Lay out the data, from its first line through the line with "search-input[interactable]: [222, 10, 682, 43]", as a Markdown table with a Row column for the row number and a Line column for the line itself, skipping any blank lines.

>> START EXERCISE INPUT

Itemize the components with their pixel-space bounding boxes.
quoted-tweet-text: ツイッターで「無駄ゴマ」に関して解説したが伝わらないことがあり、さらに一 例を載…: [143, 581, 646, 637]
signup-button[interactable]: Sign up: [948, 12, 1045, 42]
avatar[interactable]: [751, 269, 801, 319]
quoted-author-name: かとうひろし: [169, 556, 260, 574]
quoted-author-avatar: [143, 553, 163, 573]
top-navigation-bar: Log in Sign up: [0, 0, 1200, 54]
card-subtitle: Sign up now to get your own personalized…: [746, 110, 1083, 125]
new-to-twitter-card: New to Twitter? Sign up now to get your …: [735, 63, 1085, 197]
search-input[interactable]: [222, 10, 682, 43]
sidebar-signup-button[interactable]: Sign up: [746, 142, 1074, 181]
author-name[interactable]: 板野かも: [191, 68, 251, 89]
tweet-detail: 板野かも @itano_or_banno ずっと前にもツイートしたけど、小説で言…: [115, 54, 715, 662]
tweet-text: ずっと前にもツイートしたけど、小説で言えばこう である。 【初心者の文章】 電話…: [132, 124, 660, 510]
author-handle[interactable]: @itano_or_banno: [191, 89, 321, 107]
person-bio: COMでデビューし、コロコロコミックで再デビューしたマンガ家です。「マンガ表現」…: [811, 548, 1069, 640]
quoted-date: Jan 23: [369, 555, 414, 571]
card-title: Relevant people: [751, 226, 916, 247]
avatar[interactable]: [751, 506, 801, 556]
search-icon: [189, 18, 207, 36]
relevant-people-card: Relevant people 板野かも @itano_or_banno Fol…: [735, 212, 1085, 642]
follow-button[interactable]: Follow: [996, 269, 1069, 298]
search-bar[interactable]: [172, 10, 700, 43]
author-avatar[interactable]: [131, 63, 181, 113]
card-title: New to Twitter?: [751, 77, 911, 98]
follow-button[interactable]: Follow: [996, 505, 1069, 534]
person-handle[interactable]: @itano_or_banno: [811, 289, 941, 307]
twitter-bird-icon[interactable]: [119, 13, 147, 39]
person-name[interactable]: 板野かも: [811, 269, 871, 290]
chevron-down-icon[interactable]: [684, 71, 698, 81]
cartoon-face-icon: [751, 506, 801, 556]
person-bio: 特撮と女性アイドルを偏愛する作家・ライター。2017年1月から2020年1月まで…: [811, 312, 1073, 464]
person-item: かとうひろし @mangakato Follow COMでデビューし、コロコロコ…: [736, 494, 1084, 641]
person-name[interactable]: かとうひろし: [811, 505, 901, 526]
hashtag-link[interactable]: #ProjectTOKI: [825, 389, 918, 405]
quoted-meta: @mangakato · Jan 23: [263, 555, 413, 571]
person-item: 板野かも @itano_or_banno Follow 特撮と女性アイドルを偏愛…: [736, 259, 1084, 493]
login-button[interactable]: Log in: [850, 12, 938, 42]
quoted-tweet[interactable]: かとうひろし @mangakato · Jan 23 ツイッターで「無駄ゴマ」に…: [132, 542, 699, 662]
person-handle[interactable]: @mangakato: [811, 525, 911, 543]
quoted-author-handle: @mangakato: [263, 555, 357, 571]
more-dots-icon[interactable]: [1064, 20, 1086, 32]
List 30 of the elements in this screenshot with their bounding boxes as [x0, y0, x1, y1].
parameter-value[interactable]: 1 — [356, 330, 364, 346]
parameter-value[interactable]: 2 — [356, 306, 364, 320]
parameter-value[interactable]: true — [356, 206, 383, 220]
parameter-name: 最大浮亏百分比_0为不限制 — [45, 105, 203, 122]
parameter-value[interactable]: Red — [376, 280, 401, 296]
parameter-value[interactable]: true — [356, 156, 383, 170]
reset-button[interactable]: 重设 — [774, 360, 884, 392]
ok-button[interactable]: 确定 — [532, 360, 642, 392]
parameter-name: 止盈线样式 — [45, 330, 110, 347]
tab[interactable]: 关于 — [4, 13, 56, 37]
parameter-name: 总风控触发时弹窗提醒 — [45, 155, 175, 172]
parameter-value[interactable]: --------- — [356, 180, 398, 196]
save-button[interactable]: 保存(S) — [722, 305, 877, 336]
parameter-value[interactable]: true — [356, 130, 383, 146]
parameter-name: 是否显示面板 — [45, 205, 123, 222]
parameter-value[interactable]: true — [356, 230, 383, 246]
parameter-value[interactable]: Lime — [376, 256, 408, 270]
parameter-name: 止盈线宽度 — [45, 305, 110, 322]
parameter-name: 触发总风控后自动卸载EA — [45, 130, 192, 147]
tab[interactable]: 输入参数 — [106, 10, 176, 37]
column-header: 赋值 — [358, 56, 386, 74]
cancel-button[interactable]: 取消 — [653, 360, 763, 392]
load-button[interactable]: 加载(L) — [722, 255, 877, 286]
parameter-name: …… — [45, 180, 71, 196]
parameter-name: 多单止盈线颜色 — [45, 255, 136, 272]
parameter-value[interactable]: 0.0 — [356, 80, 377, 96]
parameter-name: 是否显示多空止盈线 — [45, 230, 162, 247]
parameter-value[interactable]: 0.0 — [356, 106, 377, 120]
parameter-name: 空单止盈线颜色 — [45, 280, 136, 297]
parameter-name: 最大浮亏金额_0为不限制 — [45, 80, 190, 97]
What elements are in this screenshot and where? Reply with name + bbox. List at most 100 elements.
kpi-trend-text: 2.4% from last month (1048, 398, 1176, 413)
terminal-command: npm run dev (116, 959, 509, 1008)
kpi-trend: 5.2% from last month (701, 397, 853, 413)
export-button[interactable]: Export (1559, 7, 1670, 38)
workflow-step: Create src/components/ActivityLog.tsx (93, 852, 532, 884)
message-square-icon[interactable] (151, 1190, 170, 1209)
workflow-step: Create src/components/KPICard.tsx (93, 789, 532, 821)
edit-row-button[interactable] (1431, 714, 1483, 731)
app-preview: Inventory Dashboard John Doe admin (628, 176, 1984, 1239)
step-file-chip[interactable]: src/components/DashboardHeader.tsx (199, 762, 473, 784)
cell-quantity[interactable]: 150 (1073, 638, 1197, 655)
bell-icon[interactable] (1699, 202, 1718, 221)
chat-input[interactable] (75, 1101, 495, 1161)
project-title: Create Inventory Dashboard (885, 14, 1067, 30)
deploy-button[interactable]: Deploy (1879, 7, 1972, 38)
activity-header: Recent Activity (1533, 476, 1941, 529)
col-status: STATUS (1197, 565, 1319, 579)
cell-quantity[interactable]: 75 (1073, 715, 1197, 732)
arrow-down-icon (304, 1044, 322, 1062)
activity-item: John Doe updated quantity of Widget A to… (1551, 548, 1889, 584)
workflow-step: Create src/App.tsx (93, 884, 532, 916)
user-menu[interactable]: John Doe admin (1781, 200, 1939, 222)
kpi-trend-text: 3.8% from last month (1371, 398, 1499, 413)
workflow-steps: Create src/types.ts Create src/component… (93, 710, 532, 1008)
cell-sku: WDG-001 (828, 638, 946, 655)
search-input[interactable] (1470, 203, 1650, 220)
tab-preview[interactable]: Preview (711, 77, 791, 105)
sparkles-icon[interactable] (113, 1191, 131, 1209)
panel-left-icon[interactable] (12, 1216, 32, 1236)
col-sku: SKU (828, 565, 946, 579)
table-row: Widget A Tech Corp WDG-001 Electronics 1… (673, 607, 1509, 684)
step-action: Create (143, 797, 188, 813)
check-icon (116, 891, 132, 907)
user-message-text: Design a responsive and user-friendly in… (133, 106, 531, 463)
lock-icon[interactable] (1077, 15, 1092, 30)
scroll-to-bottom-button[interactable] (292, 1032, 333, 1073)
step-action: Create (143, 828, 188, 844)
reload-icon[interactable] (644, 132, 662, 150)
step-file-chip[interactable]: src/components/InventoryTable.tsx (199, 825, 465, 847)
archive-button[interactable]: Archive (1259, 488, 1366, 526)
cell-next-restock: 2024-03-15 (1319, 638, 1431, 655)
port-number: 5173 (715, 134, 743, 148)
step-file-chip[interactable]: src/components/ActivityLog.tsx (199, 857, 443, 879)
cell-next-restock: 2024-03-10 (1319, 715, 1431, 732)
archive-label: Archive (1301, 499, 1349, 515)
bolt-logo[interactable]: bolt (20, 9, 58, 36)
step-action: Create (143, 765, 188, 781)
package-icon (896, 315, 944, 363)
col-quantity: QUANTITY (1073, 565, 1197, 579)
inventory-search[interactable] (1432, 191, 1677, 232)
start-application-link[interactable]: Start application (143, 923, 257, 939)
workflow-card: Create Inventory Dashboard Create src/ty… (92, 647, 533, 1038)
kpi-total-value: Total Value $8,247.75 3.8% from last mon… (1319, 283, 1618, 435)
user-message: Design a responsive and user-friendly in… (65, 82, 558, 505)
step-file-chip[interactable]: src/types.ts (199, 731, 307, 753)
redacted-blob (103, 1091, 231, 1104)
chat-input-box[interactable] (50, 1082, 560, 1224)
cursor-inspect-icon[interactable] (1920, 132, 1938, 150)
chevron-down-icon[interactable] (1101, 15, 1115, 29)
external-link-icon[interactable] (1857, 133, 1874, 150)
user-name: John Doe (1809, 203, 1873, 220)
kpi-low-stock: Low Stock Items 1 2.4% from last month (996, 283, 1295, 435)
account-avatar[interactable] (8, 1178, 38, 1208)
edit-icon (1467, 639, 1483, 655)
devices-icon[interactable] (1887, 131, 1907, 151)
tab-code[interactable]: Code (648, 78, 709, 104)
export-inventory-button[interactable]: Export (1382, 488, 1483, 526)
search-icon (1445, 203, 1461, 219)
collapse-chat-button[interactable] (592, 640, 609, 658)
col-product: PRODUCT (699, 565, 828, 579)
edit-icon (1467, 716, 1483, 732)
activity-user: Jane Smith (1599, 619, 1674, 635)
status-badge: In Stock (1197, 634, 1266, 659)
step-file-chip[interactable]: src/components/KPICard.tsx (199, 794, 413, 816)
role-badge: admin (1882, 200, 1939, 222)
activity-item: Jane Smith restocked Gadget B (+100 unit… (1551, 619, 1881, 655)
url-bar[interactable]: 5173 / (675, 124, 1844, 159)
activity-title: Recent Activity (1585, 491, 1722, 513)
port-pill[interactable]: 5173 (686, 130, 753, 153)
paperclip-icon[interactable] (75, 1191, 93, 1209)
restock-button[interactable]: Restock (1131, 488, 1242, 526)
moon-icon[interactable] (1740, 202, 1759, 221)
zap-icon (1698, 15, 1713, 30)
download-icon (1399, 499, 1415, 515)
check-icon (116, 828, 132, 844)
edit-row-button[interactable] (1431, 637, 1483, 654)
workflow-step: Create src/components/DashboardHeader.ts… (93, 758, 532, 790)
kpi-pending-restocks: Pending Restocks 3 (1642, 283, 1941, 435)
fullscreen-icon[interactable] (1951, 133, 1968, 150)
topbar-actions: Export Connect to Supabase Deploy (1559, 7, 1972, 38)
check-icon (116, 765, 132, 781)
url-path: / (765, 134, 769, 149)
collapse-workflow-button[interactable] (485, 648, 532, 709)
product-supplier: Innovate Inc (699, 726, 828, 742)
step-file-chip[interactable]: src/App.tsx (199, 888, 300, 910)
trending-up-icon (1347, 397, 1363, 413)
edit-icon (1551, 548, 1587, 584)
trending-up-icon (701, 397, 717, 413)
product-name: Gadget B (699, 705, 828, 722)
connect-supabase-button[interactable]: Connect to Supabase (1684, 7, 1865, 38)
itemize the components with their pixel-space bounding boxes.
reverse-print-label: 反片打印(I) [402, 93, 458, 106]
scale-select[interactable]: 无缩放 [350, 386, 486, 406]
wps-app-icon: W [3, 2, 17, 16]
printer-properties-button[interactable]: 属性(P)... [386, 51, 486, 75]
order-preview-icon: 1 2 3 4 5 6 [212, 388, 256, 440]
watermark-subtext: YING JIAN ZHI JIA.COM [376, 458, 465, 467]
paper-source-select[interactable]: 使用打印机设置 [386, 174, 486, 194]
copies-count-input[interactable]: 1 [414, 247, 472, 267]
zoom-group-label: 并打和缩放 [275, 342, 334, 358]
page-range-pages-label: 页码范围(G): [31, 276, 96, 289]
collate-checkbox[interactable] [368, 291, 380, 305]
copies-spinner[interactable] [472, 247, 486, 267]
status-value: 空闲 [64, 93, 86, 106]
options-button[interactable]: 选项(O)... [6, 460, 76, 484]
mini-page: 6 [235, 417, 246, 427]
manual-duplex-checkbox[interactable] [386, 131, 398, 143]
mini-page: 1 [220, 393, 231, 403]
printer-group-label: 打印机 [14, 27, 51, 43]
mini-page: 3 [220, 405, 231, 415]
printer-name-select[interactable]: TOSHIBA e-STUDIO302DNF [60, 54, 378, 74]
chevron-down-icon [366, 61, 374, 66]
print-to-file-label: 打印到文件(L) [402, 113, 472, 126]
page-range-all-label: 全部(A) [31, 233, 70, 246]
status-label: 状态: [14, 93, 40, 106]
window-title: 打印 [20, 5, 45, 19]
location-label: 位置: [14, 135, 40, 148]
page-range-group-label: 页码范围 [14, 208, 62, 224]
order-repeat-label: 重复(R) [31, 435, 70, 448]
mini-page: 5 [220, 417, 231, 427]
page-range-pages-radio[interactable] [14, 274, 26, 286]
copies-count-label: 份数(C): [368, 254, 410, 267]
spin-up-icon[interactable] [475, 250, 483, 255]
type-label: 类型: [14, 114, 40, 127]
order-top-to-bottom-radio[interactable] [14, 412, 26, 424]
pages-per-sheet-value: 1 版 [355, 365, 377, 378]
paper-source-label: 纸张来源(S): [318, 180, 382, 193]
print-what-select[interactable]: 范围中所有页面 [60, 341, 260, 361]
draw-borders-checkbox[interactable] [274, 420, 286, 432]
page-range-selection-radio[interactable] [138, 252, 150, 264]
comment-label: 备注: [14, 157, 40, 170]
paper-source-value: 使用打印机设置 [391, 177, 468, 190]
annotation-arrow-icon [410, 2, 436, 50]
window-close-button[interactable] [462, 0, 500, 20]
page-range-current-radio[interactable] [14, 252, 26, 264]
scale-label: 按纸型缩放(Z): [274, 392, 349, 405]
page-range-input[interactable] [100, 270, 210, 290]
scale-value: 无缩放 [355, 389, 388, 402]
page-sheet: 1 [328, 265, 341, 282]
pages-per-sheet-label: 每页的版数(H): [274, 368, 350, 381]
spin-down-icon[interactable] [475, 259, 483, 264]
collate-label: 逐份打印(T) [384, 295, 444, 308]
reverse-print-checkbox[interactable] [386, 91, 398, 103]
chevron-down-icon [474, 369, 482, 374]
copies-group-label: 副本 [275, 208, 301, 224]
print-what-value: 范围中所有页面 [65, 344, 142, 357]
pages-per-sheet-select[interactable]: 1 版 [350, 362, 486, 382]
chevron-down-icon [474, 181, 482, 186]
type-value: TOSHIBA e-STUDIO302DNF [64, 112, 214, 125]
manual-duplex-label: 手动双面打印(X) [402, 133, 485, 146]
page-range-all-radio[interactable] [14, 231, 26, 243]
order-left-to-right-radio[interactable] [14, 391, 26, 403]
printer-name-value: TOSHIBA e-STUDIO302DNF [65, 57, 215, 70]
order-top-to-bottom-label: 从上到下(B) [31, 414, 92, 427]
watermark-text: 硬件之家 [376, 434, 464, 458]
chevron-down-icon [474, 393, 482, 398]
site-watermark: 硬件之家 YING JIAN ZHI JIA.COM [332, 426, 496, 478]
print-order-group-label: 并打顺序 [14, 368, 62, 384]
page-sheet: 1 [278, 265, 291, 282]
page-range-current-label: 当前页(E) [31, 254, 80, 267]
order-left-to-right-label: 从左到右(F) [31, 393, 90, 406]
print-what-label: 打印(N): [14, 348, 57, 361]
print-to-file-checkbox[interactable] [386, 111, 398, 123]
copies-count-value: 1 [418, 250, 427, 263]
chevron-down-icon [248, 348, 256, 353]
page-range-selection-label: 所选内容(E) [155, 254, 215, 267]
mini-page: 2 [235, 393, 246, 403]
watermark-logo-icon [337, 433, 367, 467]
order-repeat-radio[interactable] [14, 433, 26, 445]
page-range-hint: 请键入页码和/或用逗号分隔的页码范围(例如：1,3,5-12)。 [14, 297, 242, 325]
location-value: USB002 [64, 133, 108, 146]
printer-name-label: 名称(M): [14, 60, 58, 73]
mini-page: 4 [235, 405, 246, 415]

>> END EXERCISE INPUT

WRITTEN ANSWER —
| Row | Line |
|---|---|
| 1 | Itemize the components with their pixel-space bounding boxes. |
| 2 | quoted-tweet-text: ツイッターで「無駄ゴマ」に関して解説したが伝わらないことがあり、さらに一 例を載…: [143, 581, 646, 637] |
| 3 | signup-button[interactable]: Sign up: [948, 12, 1045, 42] |
| 4 | avatar[interactable]: [751, 269, 801, 319] |
| 5 | quoted-author-name: かとうひろし: [169, 556, 260, 574] |
| 6 | quoted-author-avatar: [143, 553, 163, 573] |
| 7 | top-navigation-bar: Log in Sign up: [0, 0, 1200, 54] |
| 8 | card-subtitle: Sign up now to get your own personalized…: [746, 110, 1083, 125] |
| 9 | new-to-twitter-card: New to Twitter? Sign up now to get your …: [735, 63, 1085, 197] |
| 10 | search-input[interactable]: [222, 10, 682, 43] |